#### PROBLEM DETAILS
Pull out every line below that holds the word "РЭПТ".

--------

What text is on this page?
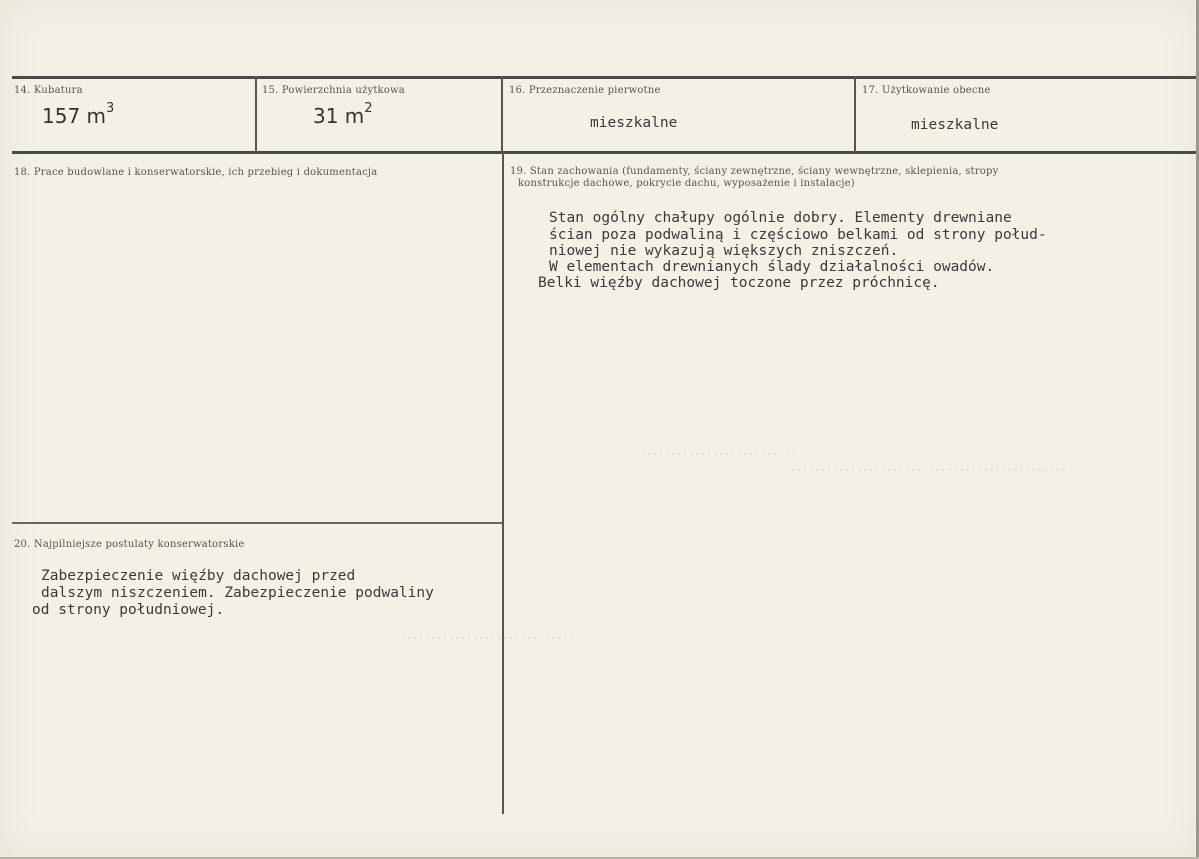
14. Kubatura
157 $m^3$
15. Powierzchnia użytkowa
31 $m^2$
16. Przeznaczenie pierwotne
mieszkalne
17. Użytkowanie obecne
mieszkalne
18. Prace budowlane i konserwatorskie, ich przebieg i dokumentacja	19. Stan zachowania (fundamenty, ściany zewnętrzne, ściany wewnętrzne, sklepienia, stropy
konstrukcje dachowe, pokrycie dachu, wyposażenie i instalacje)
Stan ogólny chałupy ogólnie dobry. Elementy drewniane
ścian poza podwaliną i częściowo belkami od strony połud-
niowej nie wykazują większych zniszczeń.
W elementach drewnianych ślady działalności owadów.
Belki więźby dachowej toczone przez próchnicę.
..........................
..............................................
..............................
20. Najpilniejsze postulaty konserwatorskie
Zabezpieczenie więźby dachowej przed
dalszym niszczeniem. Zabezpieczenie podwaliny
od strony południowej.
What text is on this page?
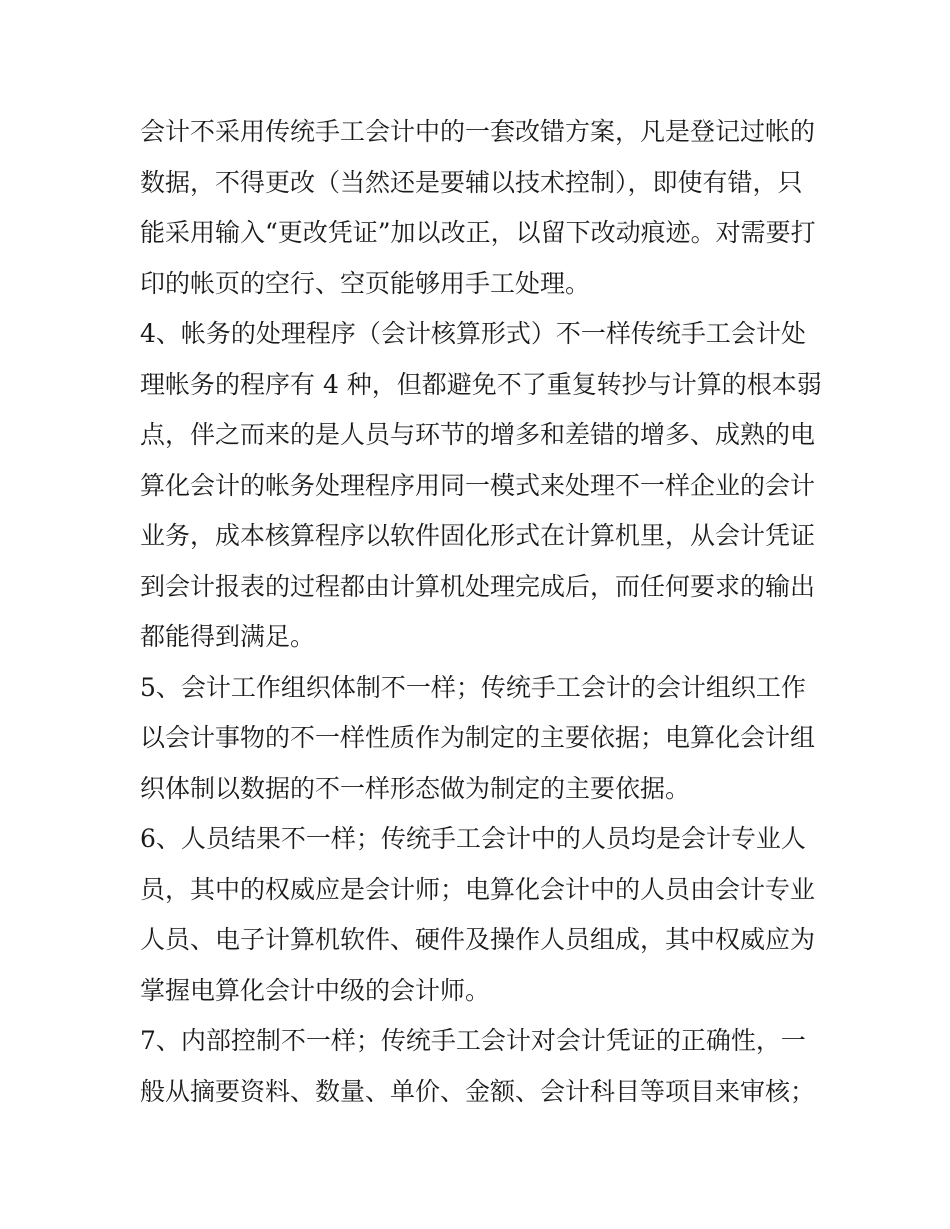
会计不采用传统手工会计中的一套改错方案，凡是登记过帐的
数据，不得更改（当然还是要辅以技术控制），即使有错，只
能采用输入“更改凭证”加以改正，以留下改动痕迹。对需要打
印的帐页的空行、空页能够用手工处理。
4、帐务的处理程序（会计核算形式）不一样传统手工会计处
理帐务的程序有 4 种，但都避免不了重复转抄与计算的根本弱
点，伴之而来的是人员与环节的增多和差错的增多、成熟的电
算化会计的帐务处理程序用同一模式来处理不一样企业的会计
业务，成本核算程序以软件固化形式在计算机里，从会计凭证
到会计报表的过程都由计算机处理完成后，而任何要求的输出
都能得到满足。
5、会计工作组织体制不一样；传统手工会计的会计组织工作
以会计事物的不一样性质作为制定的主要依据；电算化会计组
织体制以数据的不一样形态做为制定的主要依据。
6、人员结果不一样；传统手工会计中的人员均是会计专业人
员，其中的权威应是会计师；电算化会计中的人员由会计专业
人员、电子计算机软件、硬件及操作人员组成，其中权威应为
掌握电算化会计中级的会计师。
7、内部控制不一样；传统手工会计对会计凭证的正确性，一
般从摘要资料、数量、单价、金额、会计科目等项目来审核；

--------

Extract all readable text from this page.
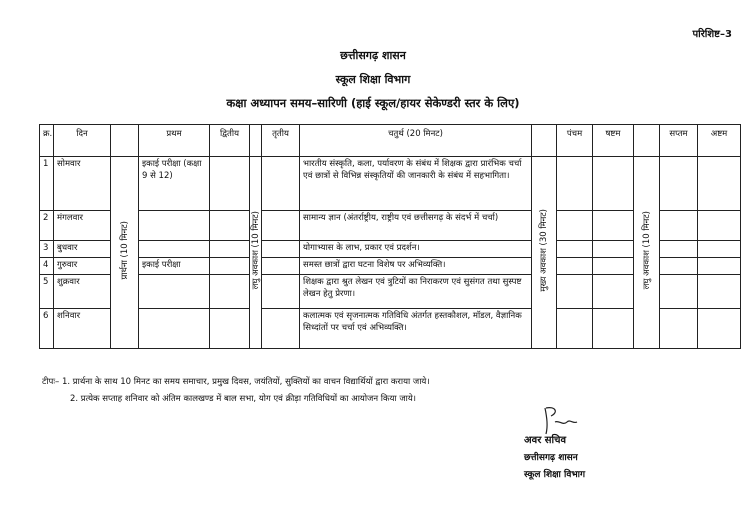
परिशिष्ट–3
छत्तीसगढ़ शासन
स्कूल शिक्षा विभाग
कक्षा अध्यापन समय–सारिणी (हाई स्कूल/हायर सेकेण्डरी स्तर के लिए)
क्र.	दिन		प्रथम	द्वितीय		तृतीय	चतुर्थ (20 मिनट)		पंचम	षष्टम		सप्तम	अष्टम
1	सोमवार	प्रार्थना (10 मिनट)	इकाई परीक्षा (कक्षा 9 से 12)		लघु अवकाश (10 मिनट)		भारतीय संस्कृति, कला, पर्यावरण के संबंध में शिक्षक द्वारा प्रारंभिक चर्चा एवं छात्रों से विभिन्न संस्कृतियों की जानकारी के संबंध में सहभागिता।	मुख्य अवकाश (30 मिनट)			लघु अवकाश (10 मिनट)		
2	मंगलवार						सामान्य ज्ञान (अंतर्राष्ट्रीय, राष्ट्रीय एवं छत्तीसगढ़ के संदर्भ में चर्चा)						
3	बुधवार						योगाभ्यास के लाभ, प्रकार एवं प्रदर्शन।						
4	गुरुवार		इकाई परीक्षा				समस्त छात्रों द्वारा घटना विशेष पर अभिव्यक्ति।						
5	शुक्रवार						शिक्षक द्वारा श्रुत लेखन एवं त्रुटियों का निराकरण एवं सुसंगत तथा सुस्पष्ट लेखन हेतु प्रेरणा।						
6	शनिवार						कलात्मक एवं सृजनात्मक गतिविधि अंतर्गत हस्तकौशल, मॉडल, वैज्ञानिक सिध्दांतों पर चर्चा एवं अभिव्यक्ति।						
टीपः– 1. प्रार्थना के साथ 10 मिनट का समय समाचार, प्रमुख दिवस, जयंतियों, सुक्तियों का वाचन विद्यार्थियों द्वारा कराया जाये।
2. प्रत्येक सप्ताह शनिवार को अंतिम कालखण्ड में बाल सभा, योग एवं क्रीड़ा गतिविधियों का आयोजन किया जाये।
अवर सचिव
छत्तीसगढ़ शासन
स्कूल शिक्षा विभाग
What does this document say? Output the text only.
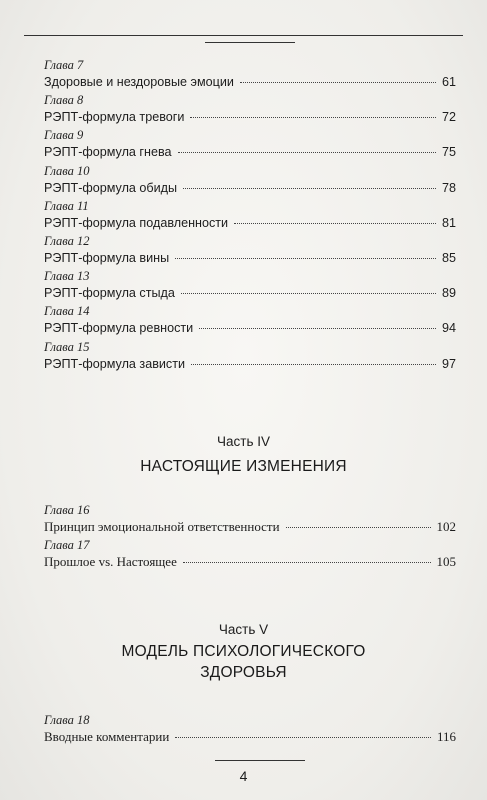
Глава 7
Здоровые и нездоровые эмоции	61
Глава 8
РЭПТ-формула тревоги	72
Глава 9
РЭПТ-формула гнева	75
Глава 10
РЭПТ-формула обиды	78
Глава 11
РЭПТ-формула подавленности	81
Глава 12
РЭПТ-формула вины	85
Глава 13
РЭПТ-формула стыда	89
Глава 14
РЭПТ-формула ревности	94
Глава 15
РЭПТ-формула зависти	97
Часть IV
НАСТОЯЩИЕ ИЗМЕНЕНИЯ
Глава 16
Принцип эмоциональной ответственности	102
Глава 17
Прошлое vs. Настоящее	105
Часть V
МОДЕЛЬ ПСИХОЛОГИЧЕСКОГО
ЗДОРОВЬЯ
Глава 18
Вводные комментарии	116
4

--------

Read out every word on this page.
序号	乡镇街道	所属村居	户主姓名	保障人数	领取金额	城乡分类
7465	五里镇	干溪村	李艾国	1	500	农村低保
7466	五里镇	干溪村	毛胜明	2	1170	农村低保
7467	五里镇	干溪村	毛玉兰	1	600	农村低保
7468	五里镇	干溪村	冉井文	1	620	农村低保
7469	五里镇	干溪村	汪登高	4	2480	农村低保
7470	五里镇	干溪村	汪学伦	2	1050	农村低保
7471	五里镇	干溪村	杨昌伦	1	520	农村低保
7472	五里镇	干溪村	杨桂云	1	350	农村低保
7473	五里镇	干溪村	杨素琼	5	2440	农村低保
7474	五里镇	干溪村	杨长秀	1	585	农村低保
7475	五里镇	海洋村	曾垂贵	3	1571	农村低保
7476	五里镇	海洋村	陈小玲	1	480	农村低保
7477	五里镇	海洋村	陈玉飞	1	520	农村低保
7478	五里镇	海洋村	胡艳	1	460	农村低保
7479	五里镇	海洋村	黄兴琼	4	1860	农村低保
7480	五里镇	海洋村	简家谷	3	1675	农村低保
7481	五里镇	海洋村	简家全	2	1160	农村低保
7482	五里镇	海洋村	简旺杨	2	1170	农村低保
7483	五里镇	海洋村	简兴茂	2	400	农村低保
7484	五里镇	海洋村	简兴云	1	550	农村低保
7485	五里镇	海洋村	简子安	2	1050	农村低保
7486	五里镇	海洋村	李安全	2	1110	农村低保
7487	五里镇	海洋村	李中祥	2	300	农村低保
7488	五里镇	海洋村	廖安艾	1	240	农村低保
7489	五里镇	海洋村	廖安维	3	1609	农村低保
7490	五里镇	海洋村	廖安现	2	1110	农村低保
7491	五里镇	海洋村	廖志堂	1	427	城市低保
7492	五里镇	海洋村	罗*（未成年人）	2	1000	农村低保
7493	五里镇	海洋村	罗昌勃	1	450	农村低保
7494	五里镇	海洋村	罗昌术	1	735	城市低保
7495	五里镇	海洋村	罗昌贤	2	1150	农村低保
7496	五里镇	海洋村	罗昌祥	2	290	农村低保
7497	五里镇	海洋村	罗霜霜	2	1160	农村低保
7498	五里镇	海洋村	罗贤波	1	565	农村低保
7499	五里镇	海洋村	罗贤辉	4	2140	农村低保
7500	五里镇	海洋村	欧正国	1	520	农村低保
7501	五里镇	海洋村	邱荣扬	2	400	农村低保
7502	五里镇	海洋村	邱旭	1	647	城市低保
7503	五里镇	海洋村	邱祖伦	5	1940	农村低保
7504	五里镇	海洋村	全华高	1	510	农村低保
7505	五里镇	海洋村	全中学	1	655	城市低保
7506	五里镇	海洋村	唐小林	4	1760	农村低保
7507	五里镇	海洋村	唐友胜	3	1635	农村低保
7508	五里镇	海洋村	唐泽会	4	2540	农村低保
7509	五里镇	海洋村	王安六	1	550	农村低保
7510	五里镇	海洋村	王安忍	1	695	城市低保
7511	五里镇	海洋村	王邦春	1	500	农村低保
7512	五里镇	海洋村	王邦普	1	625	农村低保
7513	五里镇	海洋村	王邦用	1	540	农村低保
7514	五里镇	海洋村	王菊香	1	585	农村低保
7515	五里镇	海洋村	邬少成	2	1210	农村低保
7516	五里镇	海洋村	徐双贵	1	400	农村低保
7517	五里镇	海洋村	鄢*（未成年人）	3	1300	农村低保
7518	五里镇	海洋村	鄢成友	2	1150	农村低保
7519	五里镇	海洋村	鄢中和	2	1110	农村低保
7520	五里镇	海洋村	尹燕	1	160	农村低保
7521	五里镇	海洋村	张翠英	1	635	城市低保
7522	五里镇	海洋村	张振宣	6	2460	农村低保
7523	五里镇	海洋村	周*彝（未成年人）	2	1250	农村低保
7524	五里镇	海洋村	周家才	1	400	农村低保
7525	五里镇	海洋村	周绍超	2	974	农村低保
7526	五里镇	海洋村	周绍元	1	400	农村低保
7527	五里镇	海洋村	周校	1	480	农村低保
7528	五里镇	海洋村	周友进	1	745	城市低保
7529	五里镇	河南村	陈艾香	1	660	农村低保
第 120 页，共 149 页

--------

#### RESULT OF THIS TASK
РЭПТ-формула тревоги	72
РЭПТ-формула гнева	75
РЭПТ-формула обиды	78
РЭПТ-формула подавленности	81
РЭПТ-формула вины	85
РЭПТ-формула стыда	89
РЭПТ-формула ревности	94
РЭПТ-формула зависти	97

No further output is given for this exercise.